Working data:
——

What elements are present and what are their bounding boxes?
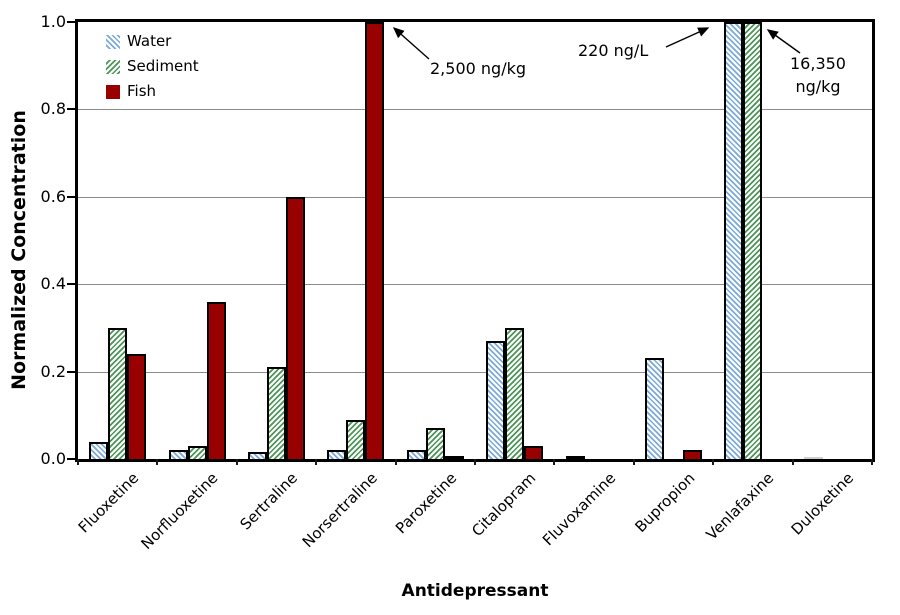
bar-fish-bupropion	[683, 450, 702, 459]
legend-item-water: Water	[106, 29, 199, 54]
legend-label: Fish	[127, 82, 157, 100]
bar-sediment-citalopram	[505, 327, 525, 459]
x-axis-tick	[77, 459, 79, 465]
legend-label: Sediment	[127, 57, 199, 75]
y-axis-tick	[67, 108, 75, 111]
y-tick-label: 1.0	[40, 12, 66, 31]
x-axis-tick	[553, 459, 556, 465]
annotation-0: 2,500 ng/kg	[430, 57, 526, 80]
y-tick-label: 0.8	[40, 99, 66, 119]
bar-sediment-venlafaxine	[743, 22, 763, 459]
annotation-text: 220 ng/L	[578, 41, 649, 60]
bar-sediment-paroxetine	[425, 428, 445, 459]
annotation-2: 16,350 ng/kg	[790, 52, 846, 98]
x-category-label-fluoxetine: Fluoxetine	[74, 469, 143, 537]
legend-swatch-water-icon	[106, 34, 120, 49]
x-category-label-norsertraline: Norsertraline	[298, 469, 381, 552]
x-category-label-citalopram: Citalopram	[468, 469, 540, 541]
x-axis-tick	[712, 459, 715, 465]
annotation-arrow	[766, 29, 801, 54]
annotation-1: 220 ng/L	[578, 39, 648, 62]
annotation-arrow	[392, 27, 430, 60]
bar-sediment-norsertraline	[346, 419, 366, 459]
legend-swatch-fish-icon	[106, 84, 120, 99]
legend: Water Sediment Fish	[106, 29, 199, 104]
y-tick-label: 0.4	[40, 274, 66, 294]
legend-item-sediment: Sediment	[106, 54, 199, 79]
x-category-label-fluvoxamine: Fluvoxamine	[538, 469, 619, 550]
y-axis-tick	[67, 370, 75, 373]
annotation-text: ng/kg	[795, 77, 841, 96]
x-category-label-duloxetine: Duloxetine	[787, 469, 858, 539]
x-axis-tick	[632, 459, 635, 465]
x-axis-tick	[791, 459, 794, 465]
annotation-text: 16,350	[790, 54, 846, 73]
x-category-label-venlafaxine: Venlafaxine	[703, 469, 778, 544]
legend-label: Water	[127, 32, 172, 50]
bar-water-norsertraline	[327, 450, 347, 459]
y-axis-title: Normalized Concentration	[8, 110, 30, 390]
bar-fish-paroxetine	[444, 455, 464, 459]
annotation-text: 2,500 ng/kg	[430, 59, 526, 78]
bar-sediment-norfluoxetine	[187, 445, 207, 459]
gridline	[78, 196, 872, 198]
bar-water-duloxetine	[803, 457, 823, 459]
bar-fish-sertraline	[286, 196, 305, 459]
bar-water-fluvoxamine	[565, 455, 585, 459]
x-axis-tick	[156, 459, 159, 465]
bar-sediment-fluoxetine	[108, 327, 128, 459]
bar-water-citalopram	[486, 341, 506, 459]
bar-fish-fluoxetine	[127, 354, 147, 459]
y-tick-label: 0.6	[40, 186, 66, 206]
x-axis-tick	[871, 459, 873, 465]
y-axis-tick	[67, 21, 75, 23]
gridline	[78, 371, 872, 373]
x-category-label-bupropion: Bupropion	[631, 469, 699, 536]
bar-water-norfluoxetine	[168, 450, 188, 459]
bar-water-fluoxetine	[89, 441, 109, 459]
bar-water-sertraline	[248, 452, 267, 459]
gridline	[78, 109, 872, 111]
y-tick-label: 0.2	[40, 361, 66, 381]
bar-fish-norfluoxetine	[206, 301, 226, 459]
bar-fish-citalopram	[524, 445, 544, 459]
x-axis-title: Antidepressant	[401, 581, 549, 601]
x-axis-tick	[474, 459, 476, 465]
x-category-label-paroxetine: Paroxetine	[391, 469, 461, 538]
bar-sediment-sertraline	[267, 367, 286, 459]
bar-water-bupropion	[645, 358, 664, 459]
legend-item-fish: Fish	[106, 79, 199, 104]
annotation-arrow	[665, 27, 710, 48]
x-category-label-norfluoxetine: Norfluoxetine	[137, 469, 222, 553]
gridline	[78, 284, 872, 286]
x-axis-tick	[394, 459, 397, 465]
x-axis-tick	[315, 459, 318, 465]
x-category-label-sertraline: Sertraline	[236, 469, 302, 534]
y-axis-tick	[67, 458, 75, 460]
y-axis-tick	[67, 195, 75, 198]
y-axis-tick	[67, 283, 75, 286]
bar-water-venlafaxine	[724, 22, 744, 459]
legend-swatch-sediment-icon	[106, 59, 120, 74]
y-tick-label: 0.0	[40, 449, 66, 468]
x-axis-tick	[235, 459, 238, 465]
bar-water-paroxetine	[406, 450, 426, 459]
bar-fish-norsertraline	[365, 22, 385, 459]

——

Please give the entries again starting at the line that contains "450, 702, 459]" and ending at the line that contains "108, 75, 111]", swapping "legend-label" for "legend-caption" and leaving everything else unchanged.

bar-fish-bupropion	[683, 450, 702, 459]
legend-item-water: Water	[106, 29, 199, 54]
legend-caption: Fish	[127, 82, 157, 100]
bar-sediment-citalopram	[505, 327, 525, 459]
x-axis-tick	[77, 459, 79, 465]
legend-caption: Sediment	[127, 57, 199, 75]
y-axis-tick	[67, 108, 75, 111]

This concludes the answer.